BEGIN

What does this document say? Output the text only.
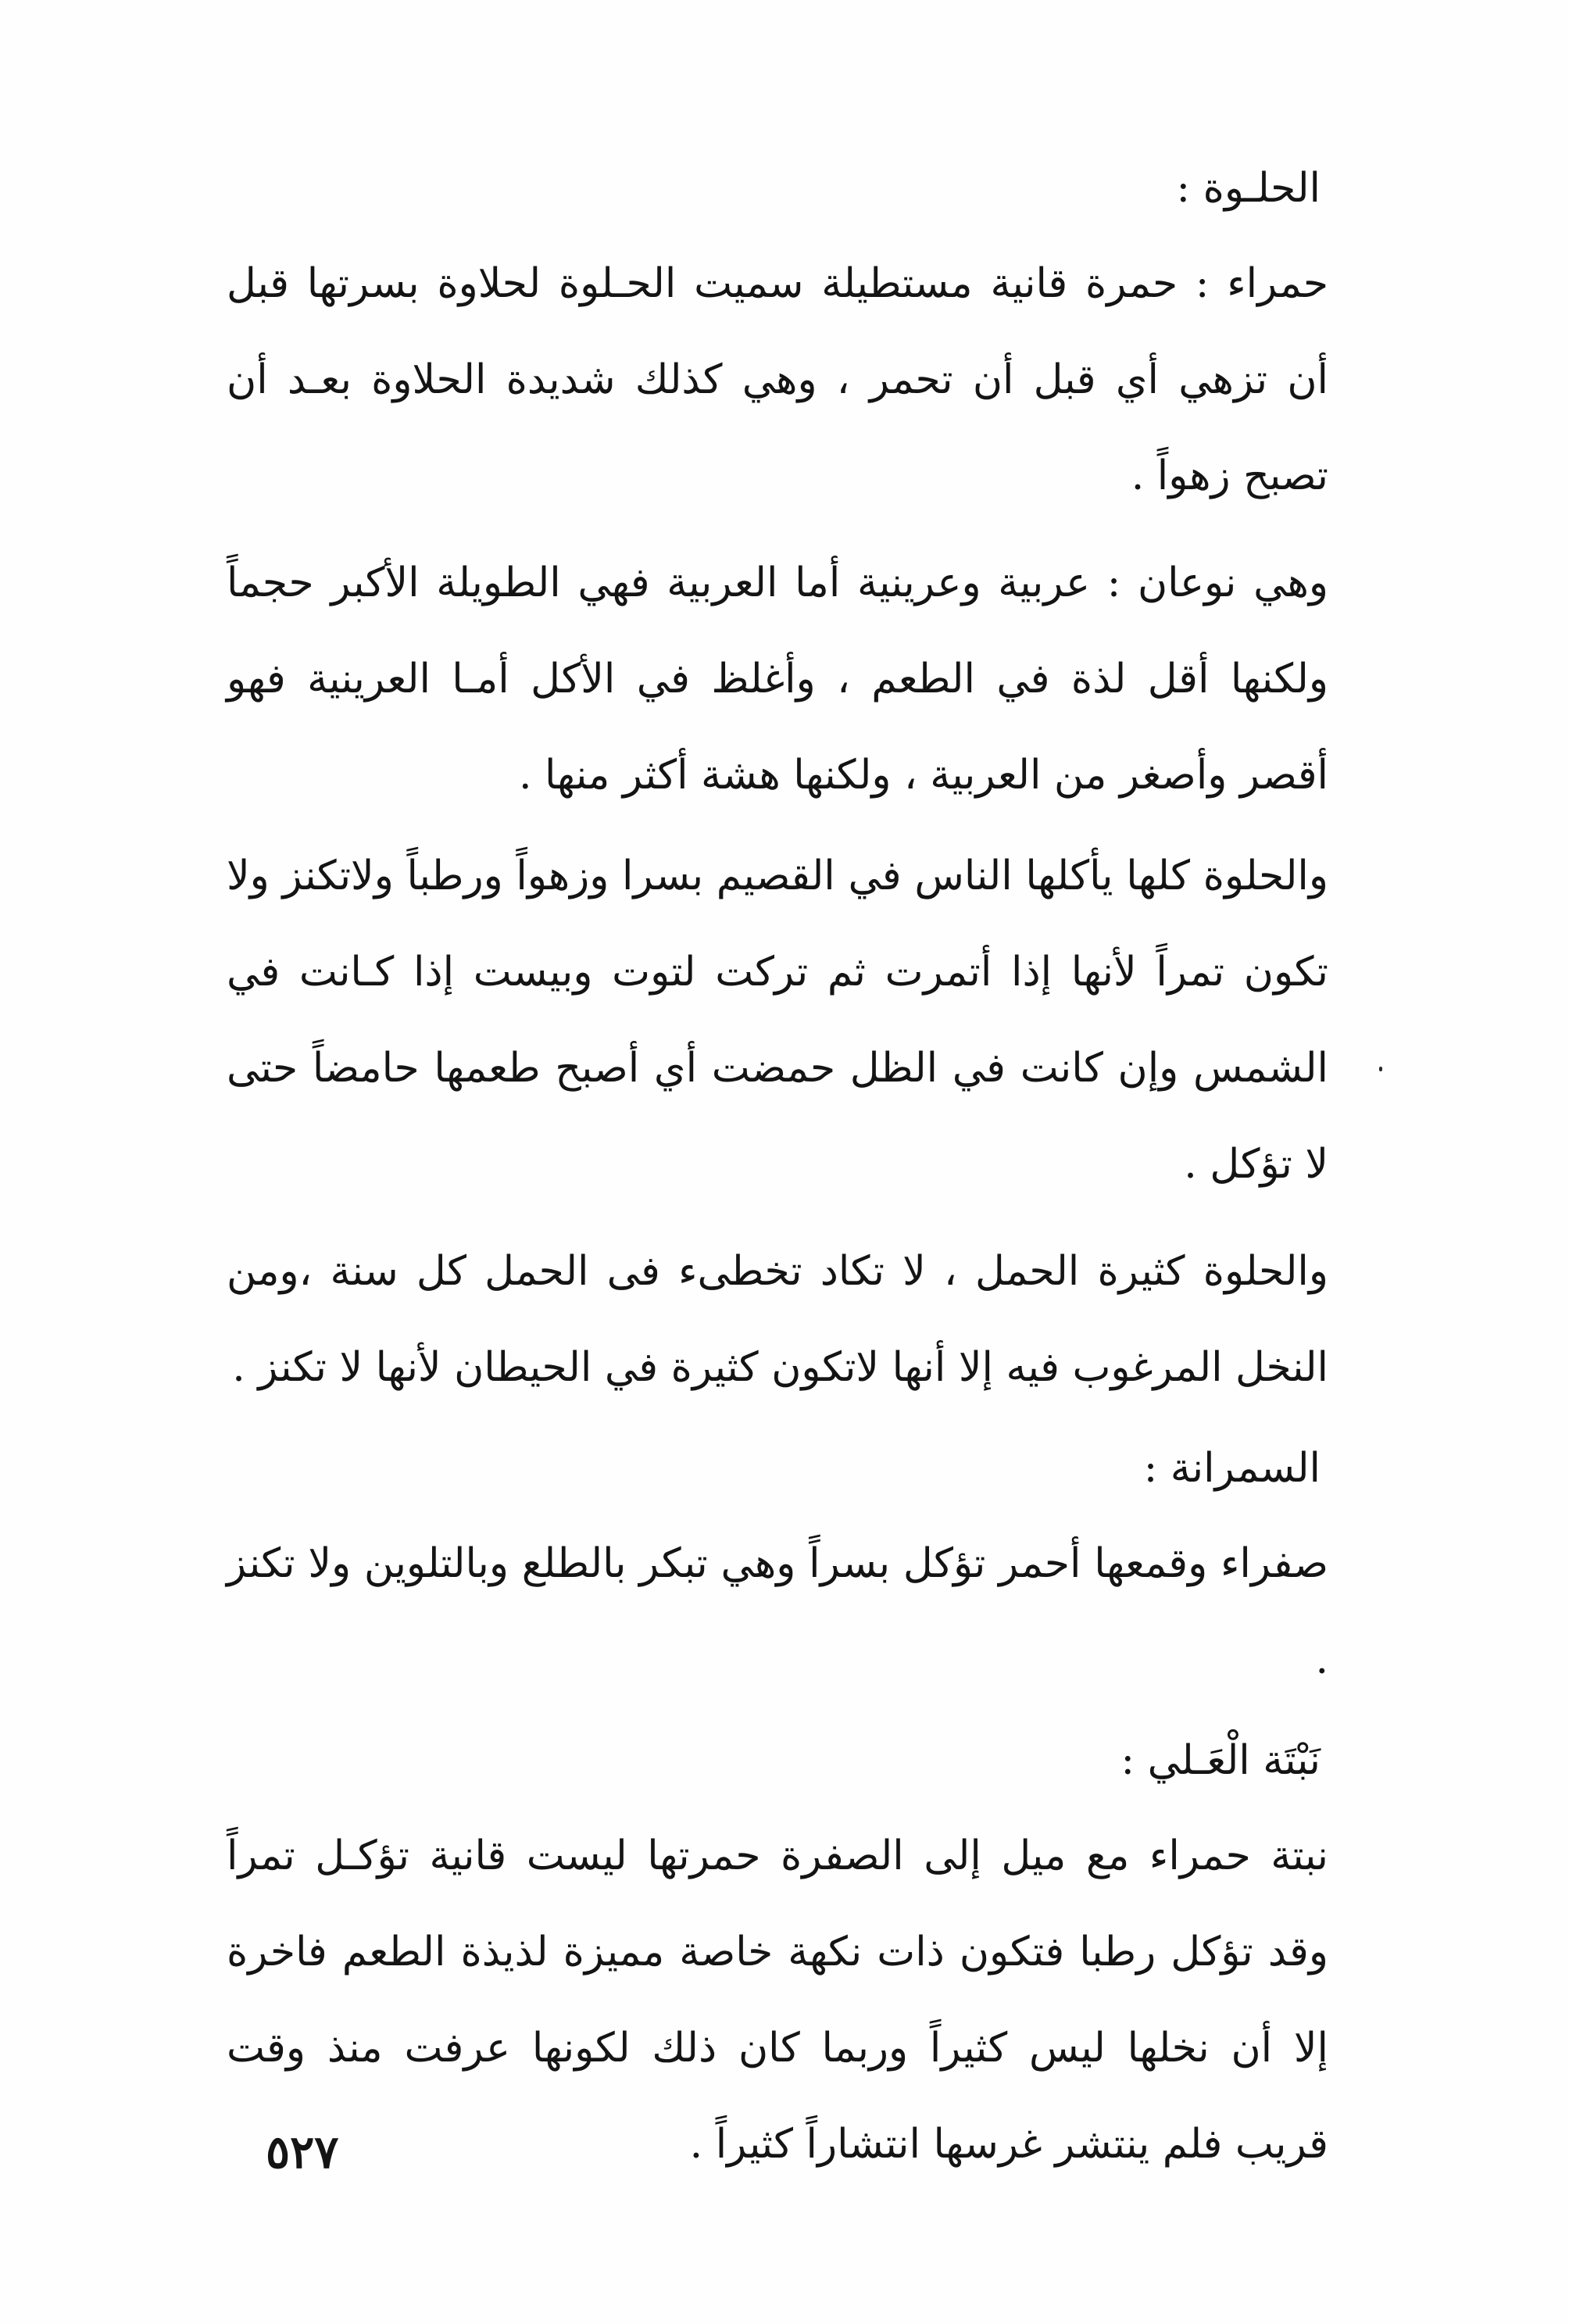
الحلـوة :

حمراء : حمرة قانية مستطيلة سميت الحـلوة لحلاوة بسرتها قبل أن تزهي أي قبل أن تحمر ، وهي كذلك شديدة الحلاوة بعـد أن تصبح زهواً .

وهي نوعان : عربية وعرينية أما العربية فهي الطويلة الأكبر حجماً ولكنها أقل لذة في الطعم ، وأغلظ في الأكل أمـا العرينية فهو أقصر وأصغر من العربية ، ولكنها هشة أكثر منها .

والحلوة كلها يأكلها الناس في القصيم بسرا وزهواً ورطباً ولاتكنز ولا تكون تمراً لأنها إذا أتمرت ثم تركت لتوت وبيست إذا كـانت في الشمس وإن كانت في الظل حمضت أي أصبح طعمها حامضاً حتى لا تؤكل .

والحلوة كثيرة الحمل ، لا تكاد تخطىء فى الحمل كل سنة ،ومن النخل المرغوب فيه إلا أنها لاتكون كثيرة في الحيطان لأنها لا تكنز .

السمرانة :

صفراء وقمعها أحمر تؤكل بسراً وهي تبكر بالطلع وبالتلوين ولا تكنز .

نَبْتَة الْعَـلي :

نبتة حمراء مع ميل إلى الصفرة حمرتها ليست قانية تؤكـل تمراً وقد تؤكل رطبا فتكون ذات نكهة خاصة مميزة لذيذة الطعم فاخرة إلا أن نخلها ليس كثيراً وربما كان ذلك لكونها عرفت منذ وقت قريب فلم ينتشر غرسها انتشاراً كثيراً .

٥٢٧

END
BEGIN

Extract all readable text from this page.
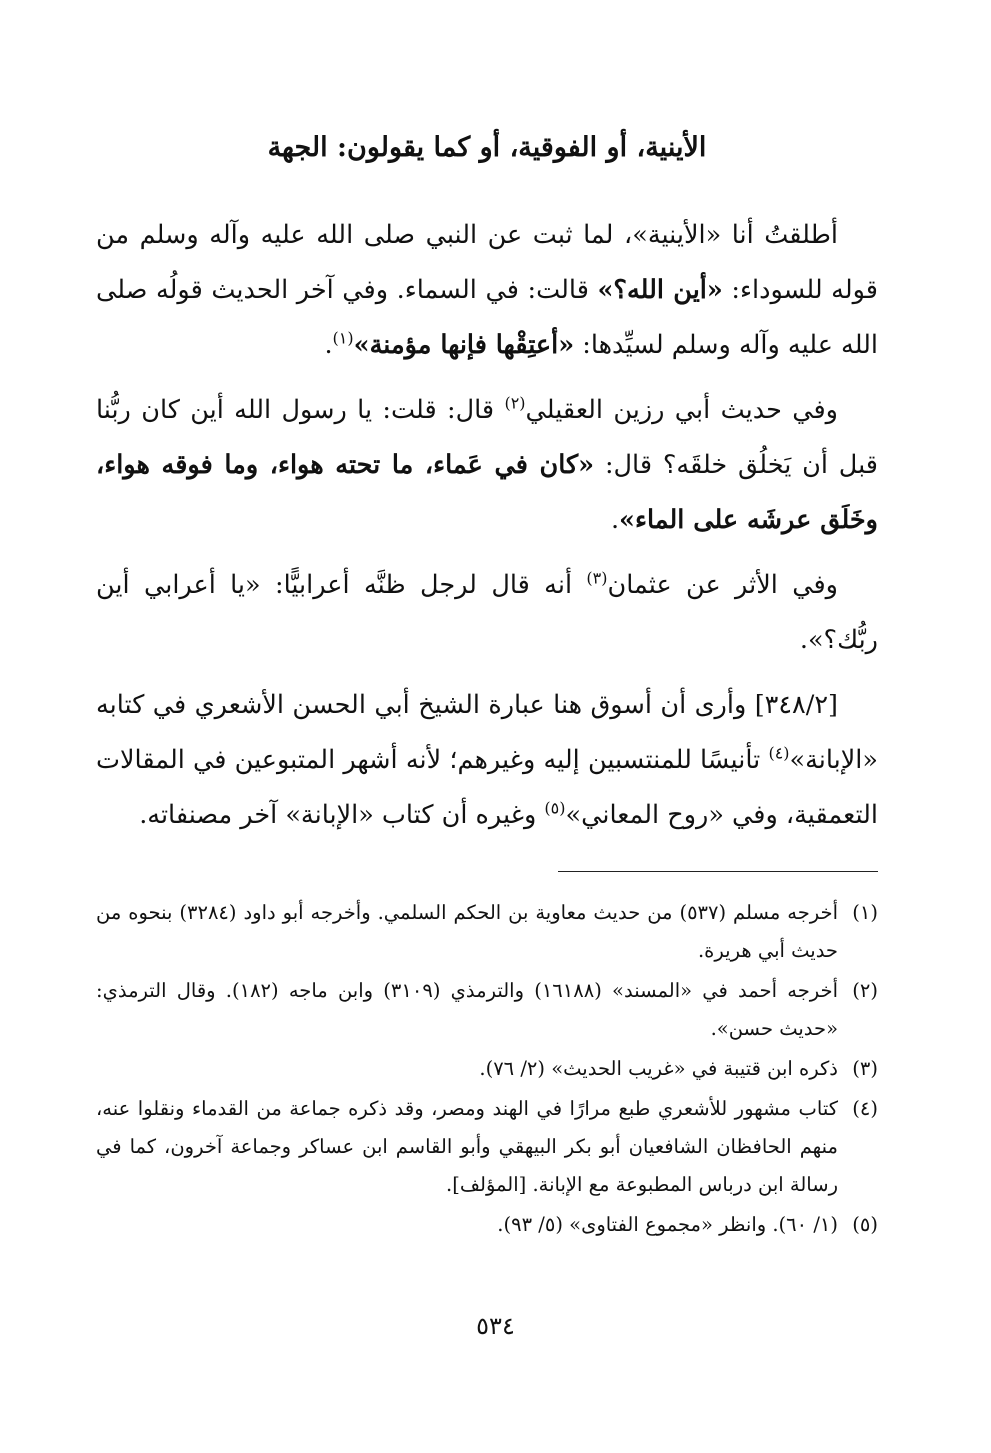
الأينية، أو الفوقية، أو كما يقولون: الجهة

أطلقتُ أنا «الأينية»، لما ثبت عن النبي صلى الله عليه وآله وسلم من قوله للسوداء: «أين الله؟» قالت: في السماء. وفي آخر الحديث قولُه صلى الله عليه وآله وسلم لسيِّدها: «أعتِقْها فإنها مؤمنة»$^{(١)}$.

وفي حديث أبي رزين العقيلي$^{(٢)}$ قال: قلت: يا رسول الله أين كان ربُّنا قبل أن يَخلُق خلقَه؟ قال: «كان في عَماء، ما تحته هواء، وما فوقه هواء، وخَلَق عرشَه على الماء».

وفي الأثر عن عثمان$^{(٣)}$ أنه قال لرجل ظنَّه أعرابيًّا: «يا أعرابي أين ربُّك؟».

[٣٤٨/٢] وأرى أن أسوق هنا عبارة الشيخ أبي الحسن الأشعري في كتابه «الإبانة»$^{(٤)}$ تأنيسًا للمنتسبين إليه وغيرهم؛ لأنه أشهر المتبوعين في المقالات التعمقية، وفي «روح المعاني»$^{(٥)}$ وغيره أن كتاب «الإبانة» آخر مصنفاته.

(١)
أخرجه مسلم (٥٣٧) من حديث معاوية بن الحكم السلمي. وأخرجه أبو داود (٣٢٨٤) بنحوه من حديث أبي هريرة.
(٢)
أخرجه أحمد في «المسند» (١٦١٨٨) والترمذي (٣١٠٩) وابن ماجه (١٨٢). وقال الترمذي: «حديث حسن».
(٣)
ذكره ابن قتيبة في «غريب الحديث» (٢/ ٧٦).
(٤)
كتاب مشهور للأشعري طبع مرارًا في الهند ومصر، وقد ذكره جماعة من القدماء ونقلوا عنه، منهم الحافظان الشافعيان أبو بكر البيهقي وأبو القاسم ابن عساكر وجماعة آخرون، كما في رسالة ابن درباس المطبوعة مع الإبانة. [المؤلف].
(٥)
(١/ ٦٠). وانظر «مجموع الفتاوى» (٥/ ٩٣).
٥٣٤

END

• [GOAL]: Make a list of all lines in the data that contain "الله".

• [TASK RESPONSE]:
أطلقتُ أنا «الأينية»، لما ثبت عن النبي صلى الله عليه وآله وسلم من قوله للسوداء: «أين الله؟» قالت: في السماء. وفي آخر الحديث قولُه صلى الله عليه وآله وسلم لسيِّدها: «أعتِقْها فإنها مؤمنة»$^{(١)}$.
وفي حديث أبي رزين العقيلي$^{(٢)}$ قال: قلت: يا رسول الله أين كان ربُّنا قبل أن يَخلُق خلقَه؟ قال: «كان في عَماء، ما تحته هواء، وما فوقه هواء، وخَلَق عرشَه على الماء».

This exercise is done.